--- START OF Given records ---

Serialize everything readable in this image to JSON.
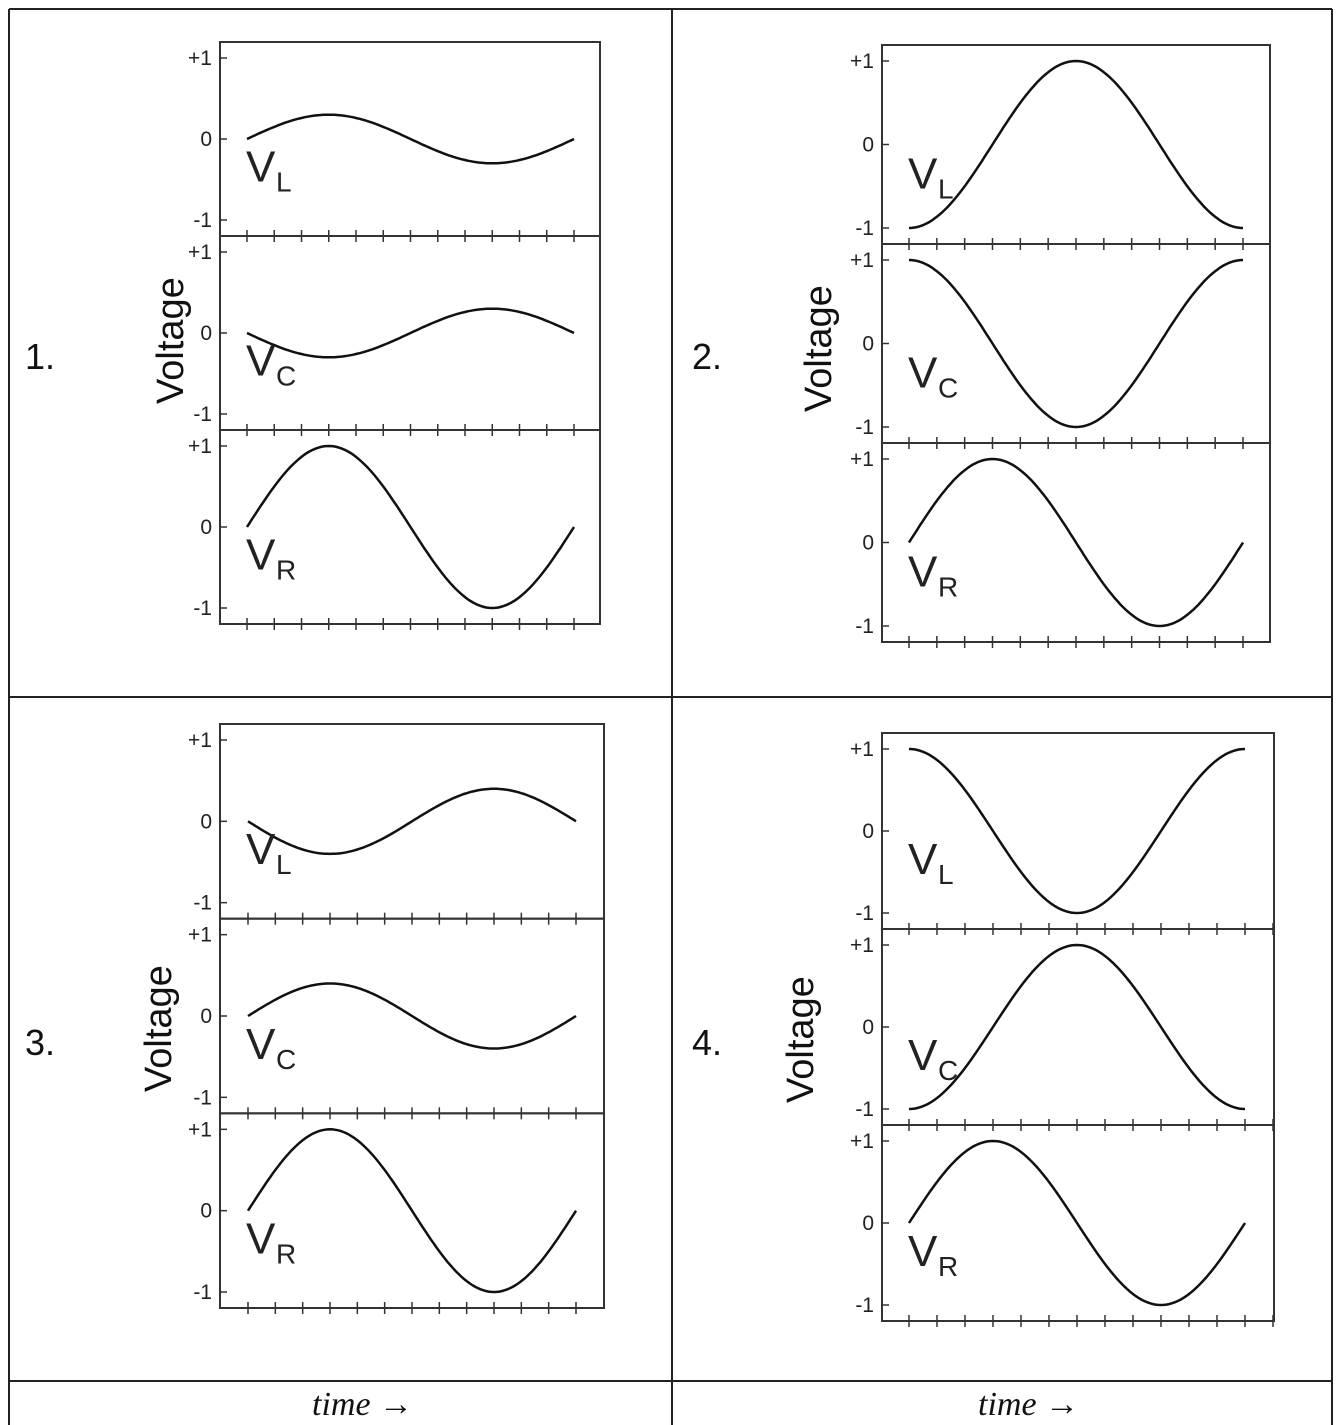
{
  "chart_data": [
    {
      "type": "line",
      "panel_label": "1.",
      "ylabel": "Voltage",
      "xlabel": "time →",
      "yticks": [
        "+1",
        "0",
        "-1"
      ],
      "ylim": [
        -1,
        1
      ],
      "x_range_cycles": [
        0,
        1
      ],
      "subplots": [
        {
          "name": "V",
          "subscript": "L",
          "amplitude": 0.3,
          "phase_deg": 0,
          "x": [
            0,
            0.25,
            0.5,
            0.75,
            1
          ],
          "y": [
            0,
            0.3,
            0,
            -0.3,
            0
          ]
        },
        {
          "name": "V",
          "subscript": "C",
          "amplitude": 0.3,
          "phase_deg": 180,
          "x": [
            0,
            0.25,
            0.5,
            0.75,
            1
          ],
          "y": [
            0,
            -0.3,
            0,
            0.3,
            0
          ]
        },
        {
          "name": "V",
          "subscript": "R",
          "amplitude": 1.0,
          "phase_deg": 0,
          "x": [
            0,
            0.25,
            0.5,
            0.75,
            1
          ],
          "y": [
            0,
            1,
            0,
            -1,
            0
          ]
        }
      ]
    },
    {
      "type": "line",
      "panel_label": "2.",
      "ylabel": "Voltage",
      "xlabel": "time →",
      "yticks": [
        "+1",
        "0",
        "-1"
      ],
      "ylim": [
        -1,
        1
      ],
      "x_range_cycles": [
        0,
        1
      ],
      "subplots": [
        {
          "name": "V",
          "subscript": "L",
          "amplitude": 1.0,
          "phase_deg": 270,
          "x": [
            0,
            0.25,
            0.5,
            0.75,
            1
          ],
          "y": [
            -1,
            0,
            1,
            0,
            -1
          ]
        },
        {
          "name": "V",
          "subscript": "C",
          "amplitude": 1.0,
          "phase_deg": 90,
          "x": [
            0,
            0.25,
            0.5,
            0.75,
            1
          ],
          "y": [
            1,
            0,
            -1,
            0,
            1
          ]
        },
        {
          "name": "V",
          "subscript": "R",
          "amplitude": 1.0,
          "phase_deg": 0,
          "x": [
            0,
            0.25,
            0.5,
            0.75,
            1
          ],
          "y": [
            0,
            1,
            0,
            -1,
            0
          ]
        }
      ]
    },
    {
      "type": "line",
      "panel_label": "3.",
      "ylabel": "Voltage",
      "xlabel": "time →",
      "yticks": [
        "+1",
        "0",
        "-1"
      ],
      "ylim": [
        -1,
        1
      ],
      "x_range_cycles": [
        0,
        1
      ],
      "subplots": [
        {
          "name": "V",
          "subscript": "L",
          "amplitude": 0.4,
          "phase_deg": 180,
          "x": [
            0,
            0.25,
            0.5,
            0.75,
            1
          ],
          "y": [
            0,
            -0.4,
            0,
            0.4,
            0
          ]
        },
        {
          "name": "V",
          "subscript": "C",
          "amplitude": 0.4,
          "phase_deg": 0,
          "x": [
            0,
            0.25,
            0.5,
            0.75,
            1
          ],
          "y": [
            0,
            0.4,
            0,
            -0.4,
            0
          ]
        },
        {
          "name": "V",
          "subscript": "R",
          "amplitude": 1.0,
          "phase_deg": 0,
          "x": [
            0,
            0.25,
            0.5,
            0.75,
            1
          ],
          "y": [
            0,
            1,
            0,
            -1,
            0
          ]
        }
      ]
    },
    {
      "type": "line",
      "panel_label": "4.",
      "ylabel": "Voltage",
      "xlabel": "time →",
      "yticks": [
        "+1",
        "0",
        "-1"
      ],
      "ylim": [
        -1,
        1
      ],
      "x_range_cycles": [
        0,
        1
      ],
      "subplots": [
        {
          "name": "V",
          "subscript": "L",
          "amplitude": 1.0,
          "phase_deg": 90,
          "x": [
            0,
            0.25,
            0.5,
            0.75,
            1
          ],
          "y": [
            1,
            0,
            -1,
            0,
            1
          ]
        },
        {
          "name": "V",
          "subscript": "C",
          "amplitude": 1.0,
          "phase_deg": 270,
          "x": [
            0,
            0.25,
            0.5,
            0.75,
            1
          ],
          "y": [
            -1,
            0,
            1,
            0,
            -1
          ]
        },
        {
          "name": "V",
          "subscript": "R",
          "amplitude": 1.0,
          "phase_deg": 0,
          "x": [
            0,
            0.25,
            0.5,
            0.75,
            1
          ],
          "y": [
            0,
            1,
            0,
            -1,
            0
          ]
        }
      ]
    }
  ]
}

--- END OF Given records ---

- The problem
Repeat the material above verbatim, with no pictures in the output.

- Final result
Serialize everything readable in this image to JSON.
{
  "chart_data": [
    {
      "type": "line",
      "panel_label": "1.",
      "ylabel": "Voltage",
      "xlabel": "time →",
      "yticks": [
        "+1",
        "0",
        "-1"
      ],
      "ylim": [
        -1,
        1
      ],
      "x_range_cycles": [
        0,
        1
      ],
      "subplots": [
        {
          "name": "V",
          "subscript": "L",
          "amplitude": 0.3,
          "phase_deg": 0,
          "x": [
            0,
            0.25,
            0.5,
            0.75,
            1
          ],
          "y": [
            0,
            0.3,
            0,
            -0.3,
            0
          ]
        },
        {
          "name": "V",
          "subscript": "C",
          "amplitude": 0.3,
          "phase_deg": 180,
          "x": [
            0,
            0.25,
            0.5,
            0.75,
            1
          ],
          "y": [
            0,
            -0.3,
            0,
            0.3,
            0
          ]
        },
        {
          "name": "V",
          "subscript": "R",
          "amplitude": 1.0,
          "phase_deg": 0,
          "x": [
            0,
            0.25,
            0.5,
            0.75,
            1
          ],
          "y": [
            0,
            1,
            0,
            -1,
            0
          ]
        }
      ]
    },
    {
      "type": "line",
      "panel_label": "2.",
      "ylabel": "Voltage",
      "xlabel": "time →",
      "yticks": [
        "+1",
        "0",
        "-1"
      ],
      "ylim": [
        -1,
        1
      ],
      "x_range_cycles": [
        0,
        1
      ],
      "subplots": [
        {
          "name": "V",
          "subscript": "L",
          "amplitude": 1.0,
          "phase_deg": 270,
          "x": [
            0,
            0.25,
            0.5,
            0.75,
            1
          ],
          "y": [
            -1,
            0,
            1,
            0,
            -1
          ]
        },
        {
          "name": "V",
          "subscript": "C",
          "amplitude": 1.0,
          "phase_deg": 90,
          "x": [
            0,
            0.25,
            0.5,
            0.75,
            1
          ],
          "y": [
            1,
            0,
            -1,
            0,
            1
          ]
        },
        {
          "name": "V",
          "subscript": "R",
          "amplitude": 1.0,
          "phase_deg": 0,
          "x": [
            0,
            0.25,
            0.5,
            0.75,
            1
          ],
          "y": [
            0,
            1,
            0,
            -1,
            0
          ]
        }
      ]
    },
    {
      "type": "line",
      "panel_label": "3.",
      "ylabel": "Voltage",
      "xlabel": "time →",
      "yticks": [
        "+1",
        "0",
        "-1"
      ],
      "ylim": [
        -1,
        1
      ],
      "x_range_cycles": [
        0,
        1
      ],
      "subplots": [
        {
          "name": "V",
          "subscript": "L",
          "amplitude": 0.4,
          "phase_deg": 180,
          "x": [
            0,
            0.25,
            0.5,
            0.75,
            1
          ],
          "y": [
            0,
            -0.4,
            0,
            0.4,
            0
          ]
        },
        {
          "name": "V",
          "subscript": "C",
          "amplitude": 0.4,
          "phase_deg": 0,
          "x": [
            0,
            0.25,
            0.5,
            0.75,
            1
          ],
          "y": [
            0,
            0.4,
            0,
            -0.4,
            0
          ]
        },
        {
          "name": "V",
          "subscript": "R",
          "amplitude": 1.0,
          "phase_deg": 0,
          "x": [
            0,
            0.25,
            0.5,
            0.75,
            1
          ],
          "y": [
            0,
            1,
            0,
            -1,
            0
          ]
        }
      ]
    },
    {
      "type": "line",
      "panel_label": "4.",
      "ylabel": "Voltage",
      "xlabel": "time →",
      "yticks": [
        "+1",
        "0",
        "-1"
      ],
      "ylim": [
        -1,
        1
      ],
      "x_range_cycles": [
        0,
        1
      ],
      "subplots": [
        {
          "name": "V",
          "subscript": "L",
          "amplitude": 1.0,
          "phase_deg": 90,
          "x": [
            0,
            0.25,
            0.5,
            0.75,
            1
          ],
          "y": [
            1,
            0,
            -1,
            0,
            1
          ]
        },
        {
          "name": "V",
          "subscript": "C",
          "amplitude": 1.0,
          "phase_deg": 270,
          "x": [
            0,
            0.25,
            0.5,
            0.75,
            1
          ],
          "y": [
            -1,
            0,
            1,
            0,
            -1
          ]
        },
        {
          "name": "V",
          "subscript": "R",
          "amplitude": 1.0,
          "phase_deg": 0,
          "x": [
            0,
            0.25,
            0.5,
            0.75,
            1
          ],
          "y": [
            0,
            1,
            0,
            -1,
            0
          ]
        }
      ]
    }
  ]
}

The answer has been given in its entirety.